§ **Exercise brief**
Transcribe every record that appears below, exactly and in full.

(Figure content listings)
★ ★ ★
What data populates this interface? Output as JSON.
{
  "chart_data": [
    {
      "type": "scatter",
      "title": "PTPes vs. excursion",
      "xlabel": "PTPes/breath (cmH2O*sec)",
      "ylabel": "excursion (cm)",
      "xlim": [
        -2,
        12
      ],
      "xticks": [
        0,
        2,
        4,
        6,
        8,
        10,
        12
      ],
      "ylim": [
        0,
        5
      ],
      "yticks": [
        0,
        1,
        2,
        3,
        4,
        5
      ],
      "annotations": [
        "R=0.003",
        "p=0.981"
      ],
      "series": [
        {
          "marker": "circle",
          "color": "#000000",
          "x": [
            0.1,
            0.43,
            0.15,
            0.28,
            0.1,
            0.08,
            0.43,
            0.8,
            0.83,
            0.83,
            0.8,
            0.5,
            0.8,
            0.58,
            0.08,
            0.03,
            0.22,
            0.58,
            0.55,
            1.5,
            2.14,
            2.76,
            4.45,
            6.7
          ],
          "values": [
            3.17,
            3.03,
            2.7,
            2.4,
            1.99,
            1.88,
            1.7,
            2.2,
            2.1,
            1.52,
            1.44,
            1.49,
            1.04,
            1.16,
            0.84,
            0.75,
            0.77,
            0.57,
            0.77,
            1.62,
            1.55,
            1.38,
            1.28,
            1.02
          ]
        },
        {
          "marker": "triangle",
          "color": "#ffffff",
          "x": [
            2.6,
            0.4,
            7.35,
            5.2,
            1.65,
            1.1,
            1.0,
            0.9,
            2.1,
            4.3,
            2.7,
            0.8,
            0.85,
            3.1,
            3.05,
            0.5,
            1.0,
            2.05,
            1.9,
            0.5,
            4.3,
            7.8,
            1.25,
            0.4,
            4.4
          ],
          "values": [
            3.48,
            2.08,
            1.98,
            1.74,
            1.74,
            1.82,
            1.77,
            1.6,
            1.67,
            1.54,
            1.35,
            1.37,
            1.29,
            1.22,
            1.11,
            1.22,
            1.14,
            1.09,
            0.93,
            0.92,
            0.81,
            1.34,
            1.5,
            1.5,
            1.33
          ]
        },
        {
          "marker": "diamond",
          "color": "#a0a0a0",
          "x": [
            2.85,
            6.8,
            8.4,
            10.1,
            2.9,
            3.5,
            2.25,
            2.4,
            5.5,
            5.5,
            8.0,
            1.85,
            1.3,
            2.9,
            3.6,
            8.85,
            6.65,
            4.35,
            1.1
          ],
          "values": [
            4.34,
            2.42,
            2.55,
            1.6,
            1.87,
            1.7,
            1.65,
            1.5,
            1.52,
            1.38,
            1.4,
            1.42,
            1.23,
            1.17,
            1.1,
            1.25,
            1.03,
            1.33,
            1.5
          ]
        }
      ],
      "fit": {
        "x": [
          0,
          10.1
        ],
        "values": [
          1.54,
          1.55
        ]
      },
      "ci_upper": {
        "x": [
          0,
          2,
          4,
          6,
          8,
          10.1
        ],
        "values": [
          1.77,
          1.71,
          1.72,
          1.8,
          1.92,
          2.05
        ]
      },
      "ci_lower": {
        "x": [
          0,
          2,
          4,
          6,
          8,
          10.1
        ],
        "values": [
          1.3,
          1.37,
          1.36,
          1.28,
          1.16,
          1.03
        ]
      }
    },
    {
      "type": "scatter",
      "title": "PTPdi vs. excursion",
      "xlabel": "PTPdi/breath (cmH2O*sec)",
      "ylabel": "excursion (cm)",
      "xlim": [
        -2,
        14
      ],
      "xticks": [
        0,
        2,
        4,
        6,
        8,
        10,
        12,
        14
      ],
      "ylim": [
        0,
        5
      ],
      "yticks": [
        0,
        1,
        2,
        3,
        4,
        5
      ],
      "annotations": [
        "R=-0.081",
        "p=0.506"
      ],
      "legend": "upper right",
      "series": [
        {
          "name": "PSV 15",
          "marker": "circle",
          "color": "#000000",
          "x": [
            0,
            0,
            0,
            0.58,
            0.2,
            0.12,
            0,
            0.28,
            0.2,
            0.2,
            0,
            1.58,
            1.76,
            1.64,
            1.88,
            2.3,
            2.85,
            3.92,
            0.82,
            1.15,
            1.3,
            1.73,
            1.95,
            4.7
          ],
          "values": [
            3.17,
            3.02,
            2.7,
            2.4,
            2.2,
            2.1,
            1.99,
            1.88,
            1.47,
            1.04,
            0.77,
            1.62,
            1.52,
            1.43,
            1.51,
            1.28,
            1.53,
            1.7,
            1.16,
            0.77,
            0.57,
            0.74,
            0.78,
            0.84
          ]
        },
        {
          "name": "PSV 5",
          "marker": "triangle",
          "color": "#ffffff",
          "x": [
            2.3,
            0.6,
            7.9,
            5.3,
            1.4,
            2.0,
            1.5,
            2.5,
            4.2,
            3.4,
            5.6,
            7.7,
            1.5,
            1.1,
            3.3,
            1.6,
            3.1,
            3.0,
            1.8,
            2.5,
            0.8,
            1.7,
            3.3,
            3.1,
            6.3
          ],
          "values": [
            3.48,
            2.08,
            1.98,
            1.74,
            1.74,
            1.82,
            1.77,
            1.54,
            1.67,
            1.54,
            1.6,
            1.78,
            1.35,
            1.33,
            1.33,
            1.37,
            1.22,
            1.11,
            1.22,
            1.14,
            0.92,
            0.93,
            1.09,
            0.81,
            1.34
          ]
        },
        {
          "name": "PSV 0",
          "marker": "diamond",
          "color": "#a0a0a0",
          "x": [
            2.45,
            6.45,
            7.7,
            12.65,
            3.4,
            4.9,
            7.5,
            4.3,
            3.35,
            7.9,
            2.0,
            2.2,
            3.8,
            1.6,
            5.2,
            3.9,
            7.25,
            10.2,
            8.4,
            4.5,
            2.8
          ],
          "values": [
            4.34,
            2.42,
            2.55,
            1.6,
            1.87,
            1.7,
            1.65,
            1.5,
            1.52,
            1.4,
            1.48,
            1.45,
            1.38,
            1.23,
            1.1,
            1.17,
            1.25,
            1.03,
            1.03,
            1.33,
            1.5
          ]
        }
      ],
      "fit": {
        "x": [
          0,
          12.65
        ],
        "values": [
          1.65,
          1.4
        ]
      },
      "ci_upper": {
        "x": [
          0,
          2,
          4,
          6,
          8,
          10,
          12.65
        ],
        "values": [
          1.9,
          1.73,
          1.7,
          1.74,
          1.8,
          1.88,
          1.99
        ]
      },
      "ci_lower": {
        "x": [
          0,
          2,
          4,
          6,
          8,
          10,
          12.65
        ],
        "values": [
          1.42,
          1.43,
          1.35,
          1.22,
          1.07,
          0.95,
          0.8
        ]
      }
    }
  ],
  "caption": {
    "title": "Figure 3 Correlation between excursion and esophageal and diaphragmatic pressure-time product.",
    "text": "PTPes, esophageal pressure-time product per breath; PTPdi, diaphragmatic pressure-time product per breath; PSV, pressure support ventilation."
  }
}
★ ★ ★
§ **Solution to this task**
What data populates this interface? Output as JSON.
{
  "chart_data": [
    {
      "type": "scatter",
      "title": "PTPes vs. excursion",
      "xlabel": "PTPes/breath (cmH2O*sec)",
      "ylabel": "excursion (cm)",
      "xlim": [
        -2,
        12
      ],
      "xticks": [
        0,
        2,
        4,
        6,
        8,
        10,
        12
      ],
      "ylim": [
        0,
        5
      ],
      "yticks": [
        0,
        1,
        2,
        3,
        4,
        5
      ],
      "annotations": [
        "R=0.003",
        "p=0.981"
      ],
      "series": [
        {
          "marker": "circle",
          "color": "#000000",
          "x": [
            0.1,
            0.43,
            0.15,
            0.28,
            0.1,
            0.08,
            0.43,
            0.8,
            0.83,
            0.83,
            0.8,
            0.5,
            0.8,
            0.58,
            0.08,
            0.03,
            0.22,
            0.58,
            0.55,
            1.5,
            2.14,
            2.76,
            4.45,
            6.7
          ],
          "values": [
            3.17,
            3.03,
            2.7,
            2.4,
            1.99,
            1.88,
            1.7,
            2.2,
            2.1,
            1.52,
            1.44,
            1.49,
            1.04,
            1.16,
            0.84,
            0.75,
            0.77,
            0.57,
            0.77,
            1.62,
            1.55,
            1.38,
            1.28,
            1.02
          ]
        },
        {
          "marker": "triangle",
          "color": "#ffffff",
          "x": [
            2.6,
            0.4,
            7.35,
            5.2,
            1.65,
            1.1,
            1.0,
            0.9,
            2.1,
            4.3,
            2.7,
            0.8,
            0.85,
            3.1,
            3.05,
            0.5,
            1.0,
            2.05,
            1.9,
            0.5,
            4.3,
            7.8,
            1.25,
            0.4,
            4.4
          ],
          "values": [
            3.48,
            2.08,
            1.98,
            1.74,
            1.74,
            1.82,
            1.77,
            1.6,
            1.67,
            1.54,
            1.35,
            1.37,
            1.29,
            1.22,
            1.11,
            1.22,
            1.14,
            1.09,
            0.93,
            0.92,
            0.81,
            1.34,
            1.5,
            1.5,
            1.33
          ]
        },
        {
          "marker": "diamond",
          "color": "#a0a0a0",
          "x": [
            2.85,
            6.8,
            8.4,
            10.1,
            2.9,
            3.5,
            2.25,
            2.4,
            5.5,
            5.5,
            8.0,
            1.85,
            1.3,
            2.9,
            3.6,
            8.85,
            6.65,
            4.35,
            1.1
          ],
          "values": [
            4.34,
            2.42,
            2.55,
            1.6,
            1.87,
            1.7,
            1.65,
            1.5,
            1.52,
            1.38,
            1.4,
            1.42,
            1.23,
            1.17,
            1.1,
            1.25,
            1.03,
            1.33,
            1.5
          ]
        }
      ],
      "fit": {
        "x": [
          0,
          10.1
        ],
        "values": [
          1.54,
          1.55
        ]
      },
      "ci_upper": {
        "x": [
          0,
          2,
          4,
          6,
          8,
          10.1
        ],
        "values": [
          1.77,
          1.71,
          1.72,
          1.8,
          1.92,
          2.05
        ]
      },
      "ci_lower": {
        "x": [
          0,
          2,
          4,
          6,
          8,
          10.1
        ],
        "values": [
          1.3,
          1.37,
          1.36,
          1.28,
          1.16,
          1.03
        ]
      }
    },
    {
      "type": "scatter",
      "title": "PTPdi vs. excursion",
      "xlabel": "PTPdi/breath (cmH2O*sec)",
      "ylabel": "excursion (cm)",
      "xlim": [
        -2,
        14
      ],
      "xticks": [
        0,
        2,
        4,
        6,
        8,
        10,
        12,
        14
      ],
      "ylim": [
        0,
        5
      ],
      "yticks": [
        0,
        1,
        2,
        3,
        4,
        5
      ],
      "annotations": [
        "R=-0.081",
        "p=0.506"
      ],
      "legend": "upper right",
      "series": [
        {
          "name": "PSV 15",
          "marker": "circle",
          "color": "#000000",
          "x": [
            0,
            0,
            0,
            0.58,
            0.2,
            0.12,
            0,
            0.28,
            0.2,
            0.2,
            0,
            1.58,
            1.76,
            1.64,
            1.88,
            2.3,
            2.85,
            3.92,
            0.82,
            1.15,
            1.3,
            1.73,
            1.95,
            4.7
          ],
          "values": [
            3.17,
            3.02,
            2.7,
            2.4,
            2.2,
            2.1,
            1.99,
            1.88,
            1.47,
            1.04,
            0.77,
            1.62,
            1.52,
            1.43,
            1.51,
            1.28,
            1.53,
            1.7,
            1.16,
            0.77,
            0.57,
            0.74,
            0.78,
            0.84
          ]
        },
        {
          "name": "PSV 5",
          "marker": "triangle",
          "color": "#ffffff",
          "x": [
            2.3,
            0.6,
            7.9,
            5.3,
            1.4,
            2.0,
            1.5,
            2.5,
            4.2,
            3.4,
            5.6,
            7.7,
            1.5,
            1.1,
            3.3,
            1.6,
            3.1,
            3.0,
            1.8,
            2.5,
            0.8,
            1.7,
            3.3,
            3.1,
            6.3
          ],
          "values": [
            3.48,
            2.08,
            1.98,
            1.74,
            1.74,
            1.82,
            1.77,
            1.54,
            1.67,
            1.54,
            1.6,
            1.78,
            1.35,
            1.33,
            1.33,
            1.37,
            1.22,
            1.11,
            1.22,
            1.14,
            0.92,
            0.93,
            1.09,
            0.81,
            1.34
          ]
        },
        {
          "name": "PSV 0",
          "marker": "diamond",
          "color": "#a0a0a0",
          "x": [
            2.45,
            6.45,
            7.7,
            12.65,
            3.4,
            4.9,
            7.5,
            4.3,
            3.35,
            7.9,
            2.0,
            2.2,
            3.8,
            1.6,
            5.2,
            3.9,
            7.25,
            10.2,
            8.4,
            4.5,
            2.8
          ],
          "values": [
            4.34,
            2.42,
            2.55,
            1.6,
            1.87,
            1.7,
            1.65,
            1.5,
            1.52,
            1.4,
            1.48,
            1.45,
            1.38,
            1.23,
            1.1,
            1.17,
            1.25,
            1.03,
            1.03,
            1.33,
            1.5
          ]
        }
      ],
      "fit": {
        "x": [
          0,
          12.65
        ],
        "values": [
          1.65,
          1.4
        ]
      },
      "ci_upper": {
        "x": [
          0,
          2,
          4,
          6,
          8,
          10,
          12.65
        ],
        "values": [
          1.9,
          1.73,
          1.7,
          1.74,
          1.8,
          1.88,
          1.99
        ]
      },
      "ci_lower": {
        "x": [
          0,
          2,
          4,
          6,
          8,
          10,
          12.65
        ],
        "values": [
          1.42,
          1.43,
          1.35,
          1.22,
          1.07,
          0.95,
          0.8
        ]
      }
    }
  ],
  "caption": {
    "title": "Figure 3 Correlation between excursion and esophageal and diaphragmatic pressure-time product.",
    "text": "PTPes, esophageal pressure-time product per breath; PTPdi, diaphragmatic pressure-time product per breath; PSV, pressure support ventilation."
  }
}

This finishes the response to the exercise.